◆ WHAT THE EXERCISE ASKS ◆
Find each line in the listing below that contains the string "watermark", and copy those lines out in full.

BEGIN

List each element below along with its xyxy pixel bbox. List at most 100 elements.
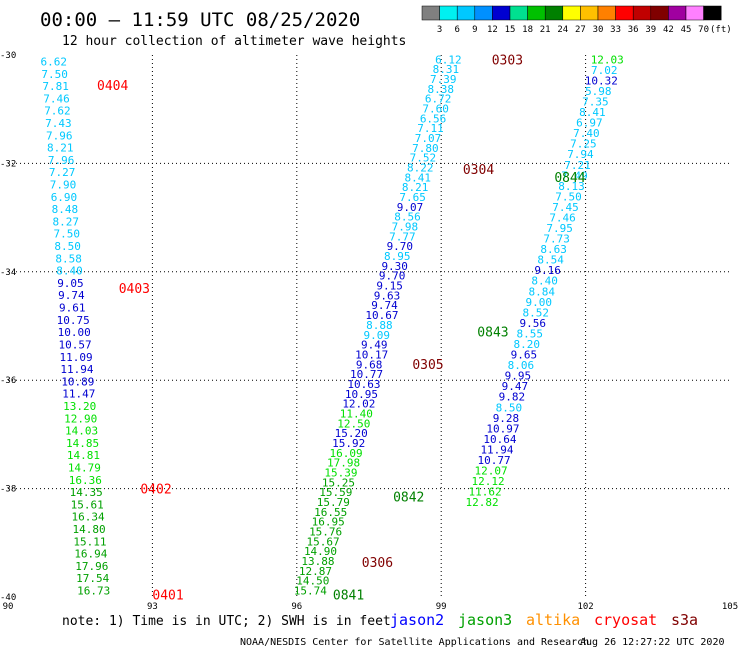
legend-tick-label: 33 <box>610 25 621 35</box>
wave-height-label: 7.52 <box>410 152 437 165</box>
wave-height-label: 7.80 <box>412 142 439 155</box>
wave-height-label: 15.92 <box>332 437 365 450</box>
wave-height-label: 11.94 <box>480 443 513 456</box>
wave-height-label: 10.32 <box>585 74 618 87</box>
pass-time-label: 0844 <box>554 171 585 186</box>
pass-time-label: 0401 <box>152 588 183 603</box>
wave-height-label: 14.85 <box>66 437 99 450</box>
wave-height-label: 10.67 <box>365 309 398 322</box>
wave-height-label: 7.98 <box>392 221 419 234</box>
legend-swatch <box>544 5 564 21</box>
wave-height-label: 8.41 <box>579 106 606 119</box>
legend-tick-label: 15 <box>505 25 516 35</box>
wave-height-label: 7.40 <box>573 127 600 140</box>
wave-height-label: 7.96 <box>48 154 75 167</box>
x-tick-label: 99 <box>436 602 447 612</box>
wave-height-label: 9.68 <box>356 358 383 371</box>
legend-tick-label: 3 <box>437 25 442 35</box>
legend-tick-label: 12 <box>487 25 498 35</box>
wave-height-label: 14.50 <box>296 575 329 588</box>
y-tick-label: -32 <box>0 159 16 169</box>
wave-height-label: 10.97 <box>486 422 519 435</box>
satellite-name: jason2 <box>390 611 444 629</box>
legend-tick-label: 21 <box>540 25 551 35</box>
wave-height-label: 6.62 <box>40 56 67 69</box>
wave-height-label: 17.96 <box>75 560 108 573</box>
wave-height-label: 10.95 <box>345 388 378 401</box>
wave-height-label: 12.03 <box>591 53 624 66</box>
wave-height-label: 8.40 <box>531 275 558 288</box>
wave-height-label: 6.97 <box>576 117 603 130</box>
wave-height-label: 14.90 <box>304 545 337 558</box>
x-tick-label: 90 <box>3 602 14 612</box>
wave-height-label: 7.50 <box>555 190 582 203</box>
y-tick-label: -36 <box>0 376 16 386</box>
legend-swatch <box>668 5 687 21</box>
wave-height-label: 16.09 <box>330 447 363 460</box>
wave-height-label: 7.45 <box>552 201 579 214</box>
wave-height-label: 10.75 <box>57 314 90 327</box>
legend-tick-label: 45 <box>681 25 692 35</box>
wave-height-label: 7.50 <box>41 68 68 81</box>
wave-height-label: 7.94 <box>567 148 594 161</box>
wave-height-label: 10.77 <box>350 368 383 381</box>
legend-swatch <box>421 5 440 21</box>
wave-height-label: 8.54 <box>537 254 564 267</box>
legend-tick-label: 36 <box>628 25 639 35</box>
wave-height-label: 8.13 <box>558 180 585 193</box>
wave-height-label: 8.31 <box>433 63 460 76</box>
wave-height-label: 12.50 <box>337 417 370 430</box>
wave-height-label: 8.21 <box>47 142 74 155</box>
wave-height-label: 9.09 <box>364 329 391 342</box>
map-axes: 90 93 96 99 102 105 -30 -32 -34 -36 -38 -40 <box>0 51 738 612</box>
wave-height-label: 8.27 <box>53 215 80 228</box>
wave-height-label: 9.74 <box>58 289 85 302</box>
satellite-name: jason3 <box>458 611 512 629</box>
wave-height-label: 10.57 <box>59 338 92 351</box>
x-tick-label: 96 <box>291 602 302 612</box>
legend-swatch <box>685 5 704 21</box>
wave-height-label: 9.49 <box>361 339 388 352</box>
wave-height-label: 7.65 <box>399 191 426 204</box>
wave-height-label: 7.27 <box>49 166 76 179</box>
wave-height-label: 9.15 <box>376 280 403 293</box>
wave-height-label: 12.87 <box>299 565 332 578</box>
wave-height-label: 6.56 <box>420 112 447 125</box>
wave-height-label: 9.56 <box>520 317 547 330</box>
wave-height-label: 7.46 <box>43 92 70 105</box>
wave-height-label: 7.73 <box>543 233 570 246</box>
wave-height-label: 9.61 <box>59 302 86 315</box>
wave-height-label: 7.11 <box>417 122 444 135</box>
wave-height-label: 16.73 <box>77 584 110 597</box>
wave-height-label: 7.62 <box>44 105 71 118</box>
wave-height-label: 17.98 <box>327 457 360 470</box>
pass-time-label: 0841 <box>333 588 364 603</box>
wave-height-label: 10.63 <box>347 378 380 391</box>
pass-time-label: 0402 <box>140 483 171 498</box>
wave-height-label: 15.61 <box>71 498 104 511</box>
wave-height-label: 8.20 <box>514 338 541 351</box>
wave-height-label: 7.96 <box>46 129 73 142</box>
pass-time-label: 0304 <box>463 163 494 178</box>
wave-height-label: 9.30 <box>381 260 408 273</box>
wave-height-label: 12.12 <box>472 475 505 488</box>
wave-height-label: 6.12 <box>435 53 462 66</box>
wave-height-label: 11.40 <box>340 407 373 420</box>
wave-height-label: 11.47 <box>62 388 95 401</box>
wave-height-label: 7.81 <box>42 80 69 93</box>
wave-height-label: 7.25 <box>570 138 597 151</box>
wave-height-label: 17.54 <box>76 572 109 585</box>
legend-swatch <box>632 5 652 21</box>
data-marks: 6.627.507.817.467.627.437.968.217.967.27… <box>40 53 623 603</box>
wave-height-label: 9.82 <box>499 391 526 404</box>
wave-height-label: 13.20 <box>63 400 96 413</box>
wave-height-label: 10.77 <box>477 454 510 467</box>
wave-height-label: 9.74 <box>371 299 398 312</box>
wave-height-label: 12.02 <box>342 398 375 411</box>
wave-height-label: 14.79 <box>68 461 101 474</box>
wave-height-label: 7.60 <box>422 103 449 116</box>
wave-height-label: 9.63 <box>374 289 401 302</box>
wave-height-label: 10.00 <box>58 326 91 339</box>
wave-height-label: 15.67 <box>307 535 340 548</box>
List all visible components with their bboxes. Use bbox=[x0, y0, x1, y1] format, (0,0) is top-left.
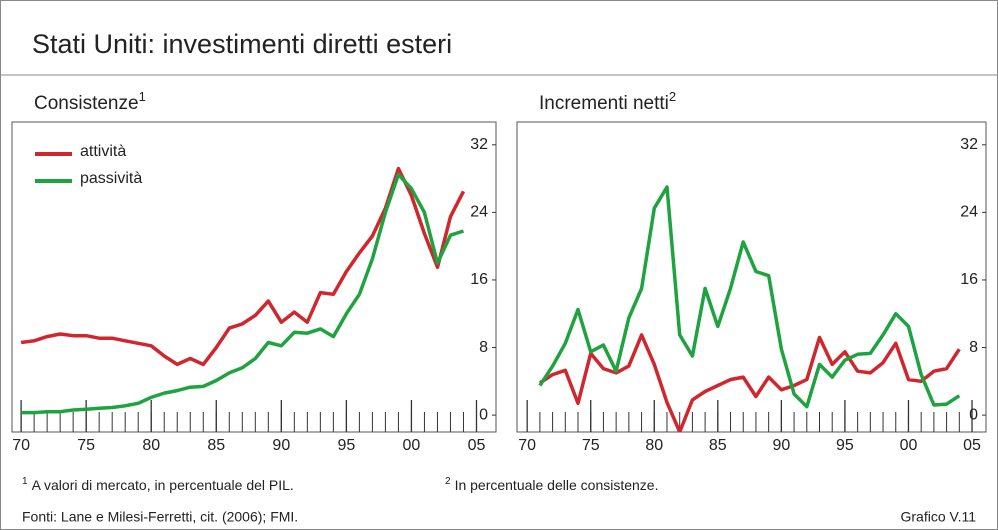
panel-title-note: 2 bbox=[669, 89, 676, 104]
y-tick-label: 16 bbox=[470, 271, 488, 288]
x-tick-label: 70 bbox=[518, 437, 536, 454]
y-tick-label: 0 bbox=[479, 406, 488, 423]
x-tick-label: 85 bbox=[709, 437, 727, 454]
legend-label: passività bbox=[80, 170, 142, 187]
y-tick-label: 32 bbox=[960, 136, 978, 153]
series-line bbox=[538, 185, 961, 409]
source: Fonti: Lane e Milesi-Ferretti, cit. (200… bbox=[22, 509, 298, 525]
x-tick-label: 00 bbox=[900, 437, 918, 454]
panel-title: Consistenze1 bbox=[34, 89, 146, 114]
panel-title: Incrementi netti2 bbox=[539, 89, 676, 114]
x-tick-label: 05 bbox=[963, 437, 981, 454]
legend-label: attività bbox=[80, 143, 126, 160]
y-tick-label: 24 bbox=[470, 204, 488, 221]
y-tick-label: 8 bbox=[479, 339, 488, 356]
x-tick-label: 85 bbox=[207, 437, 225, 454]
page-title: Stati Uniti: investimenti diretti esteri bbox=[32, 29, 452, 59]
figure-label: Grafico V.11 bbox=[901, 509, 977, 525]
panel-title-text: Incrementi netti bbox=[539, 93, 669, 114]
panel-title-text: Consistenze bbox=[34, 93, 139, 114]
x-tick-label: 75 bbox=[582, 437, 600, 454]
x-tick-label: 05 bbox=[468, 437, 486, 454]
x-tick-label: 95 bbox=[836, 437, 854, 454]
x-tick-label: 75 bbox=[77, 437, 95, 454]
y-tick-label: 16 bbox=[960, 271, 978, 288]
footnote: 2 In percentuale delle consistenze. bbox=[445, 476, 658, 493]
x-tick-label: 90 bbox=[272, 437, 290, 454]
y-tick-label: 32 bbox=[470, 136, 488, 153]
y-tick-label: 0 bbox=[969, 406, 978, 423]
series-line bbox=[538, 333, 961, 432]
y-tick-label: 8 bbox=[969, 339, 978, 356]
x-tick-label: 00 bbox=[403, 437, 421, 454]
x-tick-label: 90 bbox=[772, 437, 790, 454]
series-line bbox=[20, 166, 466, 367]
x-tick-label: 95 bbox=[337, 437, 355, 454]
y-tick-label: 24 bbox=[960, 204, 978, 221]
series-line bbox=[21, 172, 465, 415]
plot-frame bbox=[516, 121, 987, 433]
x-tick-label: 80 bbox=[645, 437, 663, 454]
plot-frame bbox=[11, 121, 497, 433]
x-tick-label: 70 bbox=[12, 437, 30, 454]
x-tick-label: 80 bbox=[142, 437, 160, 454]
panel-title-note: 1 bbox=[139, 89, 146, 104]
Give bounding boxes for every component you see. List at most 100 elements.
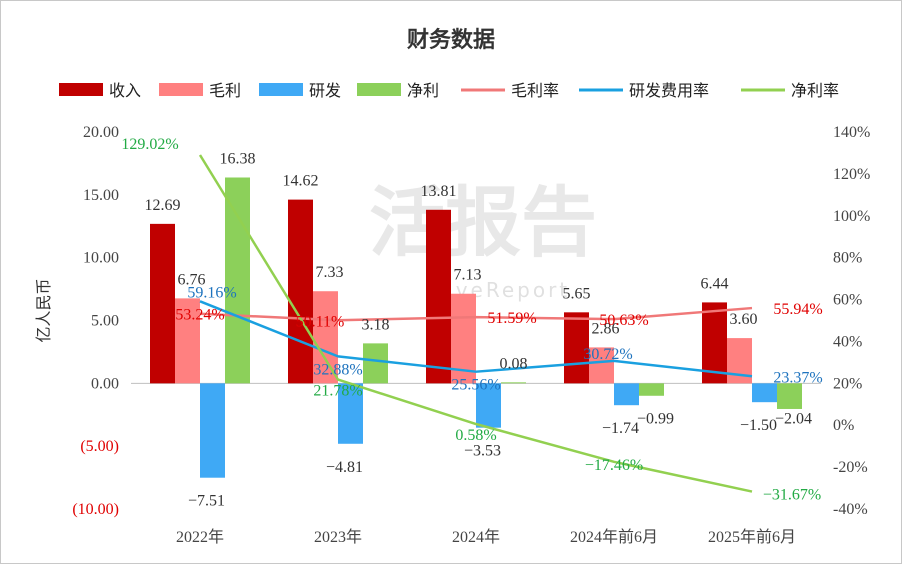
bar-研发 [752, 383, 777, 403]
bar-label-收入: 14.62 [283, 173, 319, 190]
line-毛利率 [199, 306, 753, 322]
y2-tick-label: 40% [833, 333, 862, 350]
bar-label-毛利: 6.76 [178, 271, 206, 288]
line-label-净利率: 21.78% [313, 383, 362, 400]
bar-label-研发: −1.50 [740, 417, 777, 434]
bar-净利 [363, 343, 388, 384]
y2-tick-label: 60% [833, 292, 862, 309]
bar-label-净利: −2.04 [775, 410, 812, 427]
line-label-毛利率: 50.11% [296, 313, 345, 330]
legend-swatch-研发 [259, 83, 303, 96]
axes: 20.00 15.00 10.00 5.00 0.00 (5.00) (10.00) 140%… [34, 124, 870, 546]
line-label-净利率: −31.67% [763, 487, 821, 504]
y-tick-label: 5.00 [91, 313, 119, 330]
line-label-研发费用率: 25.56% [451, 377, 500, 394]
watermark-text: 活报告 [369, 178, 597, 267]
line-净利率 [198, 154, 753, 493]
bar-研发 [338, 383, 363, 444]
bar-label-毛利: 3.60 [730, 311, 758, 328]
y2-tick-label: -20% [833, 459, 868, 476]
bar-毛利 [313, 291, 338, 384]
bar-收入 [150, 223, 175, 384]
line-label-净利率: 0.58% [455, 427, 496, 444]
x-tick-label: 2024年 [452, 528, 500, 546]
legend-swatch-毛利 [159, 83, 203, 96]
bar-收入 [702, 302, 727, 384]
y-tick-label: 20.00 [83, 124, 119, 141]
chart-title: 财务数据 [407, 27, 495, 53]
legend: 收入 毛利 研发 净利 毛利率 研发费用率 净利率 [59, 81, 839, 100]
bar-label-研发: −1.74 [602, 420, 639, 437]
legend-swatch-净利 [357, 83, 401, 96]
bar-毛利 [589, 347, 614, 384]
bar-label-净利: −0.99 [637, 410, 674, 427]
line-label-研发费用率: 23.37% [773, 369, 822, 386]
data-labels: 12.69 14.62 13.81 5.65 6.44 6.76 7.33 7.13 2.86 3… [121, 136, 822, 510]
bar-label-收入: 5.65 [563, 285, 591, 302]
bar-label-研发: −4.81 [326, 459, 363, 476]
legend-label: 研发费用率 [629, 81, 709, 100]
bar-研发 [614, 383, 639, 406]
bar-label-毛利: 2.86 [592, 320, 620, 337]
line-label-毛利率: 50.63% [599, 312, 648, 329]
y-tick-label: 15.00 [83, 187, 119, 204]
y-tick-label: 10.00 [83, 250, 119, 267]
line-label-净利率: 129.02% [121, 136, 178, 153]
x-tick-label: 2024年前6月 [570, 528, 658, 546]
bar-净利 [639, 383, 664, 396]
legend-label: 净利 [407, 81, 439, 100]
lines [198, 154, 753, 493]
y-tick-label: (5.00) [80, 438, 119, 455]
y2-tick-label: 100% [833, 208, 870, 225]
bar-净利 [501, 382, 526, 384]
bar-label-净利: 0.08 [500, 355, 528, 372]
line-label-研发费用率: 59.16% [187, 284, 236, 301]
y2-tick-label: 120% [833, 166, 870, 183]
bar-收入 [426, 209, 451, 384]
bar-净利 [225, 177, 250, 384]
legend-label: 研发 [309, 81, 341, 100]
bar-label-净利: 3.18 [362, 316, 390, 333]
y2-tick-label: 80% [833, 250, 862, 267]
bar-净利 [777, 383, 802, 409]
bars [150, 177, 802, 478]
y-tick-label: 0.00 [91, 375, 119, 392]
legend-label: 毛利率 [511, 81, 559, 100]
bar-研发 [200, 383, 225, 478]
bar-label-研发: −7.51 [188, 493, 225, 510]
line-label-研发费用率: 32.88% [313, 361, 362, 378]
bar-收入 [288, 199, 313, 384]
line-label-净利率: −17.46% [585, 457, 643, 474]
bar-label-研发: −3.53 [464, 443, 501, 460]
line-label-毛利率: 55.94% [773, 301, 822, 318]
bar-label-收入: 13.81 [421, 183, 457, 200]
legend-swatch-收入 [59, 83, 103, 96]
bar-label-毛利: 7.13 [454, 267, 482, 284]
bar-label-毛利: 7.33 [316, 264, 344, 281]
line-研发费用率 [199, 300, 753, 378]
legend-label: 收入 [109, 81, 141, 100]
y2-tick-label: 0% [833, 417, 854, 434]
legend-label: 净利率 [791, 81, 839, 100]
y-axis-label: 亿人民币 [34, 278, 53, 342]
bar-label-收入: 12.69 [145, 197, 181, 214]
bar-label-收入: 6.44 [701, 275, 729, 292]
y2-tick-label: 20% [833, 375, 862, 392]
line-label-研发费用率: 30.72% [583, 346, 632, 363]
y-tick-label: (10.00) [72, 501, 119, 518]
x-tick-label: 2022年 [176, 528, 224, 546]
watermark: 活报告 LiveReport [369, 178, 597, 302]
bar-毛利 [175, 298, 200, 384]
y2-tick-label: -40% [833, 501, 868, 518]
y2-tick-label: 140% [833, 124, 870, 141]
legend-label: 毛利 [209, 81, 241, 100]
bar-收入 [564, 312, 589, 384]
line-label-毛利率: 53.24% [175, 307, 224, 324]
x-tick-label: 2023年 [314, 528, 362, 546]
bar-label-净利: 16.38 [220, 150, 256, 167]
x-tick-label: 2025年前6月 [708, 528, 796, 546]
line-label-毛利率: 51.59% [487, 310, 536, 327]
bar-研发 [476, 383, 501, 428]
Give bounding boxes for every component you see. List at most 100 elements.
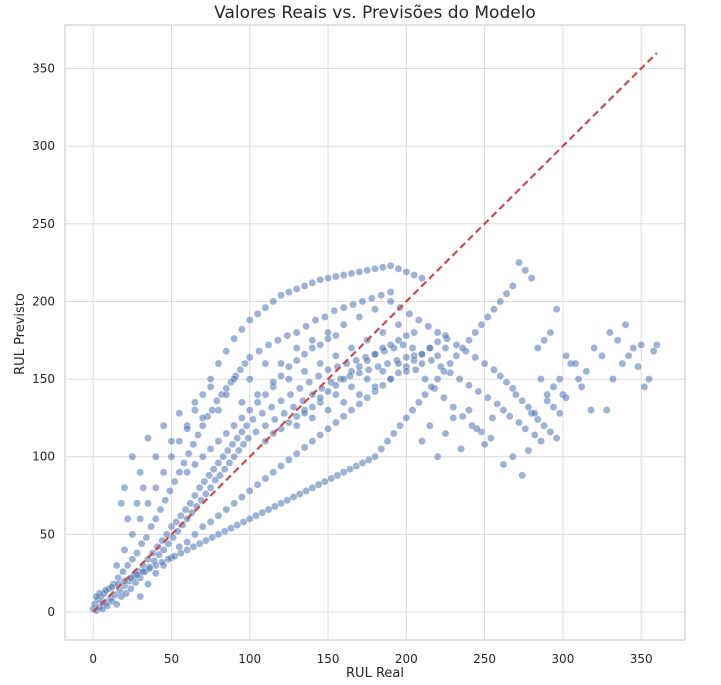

END

◆ ANSWER TO THIS EXERCISE ◆
watermark-text: 活报告 [369, 178, 597, 267]
watermark: 活报告 LiveReport [369, 178, 597, 302]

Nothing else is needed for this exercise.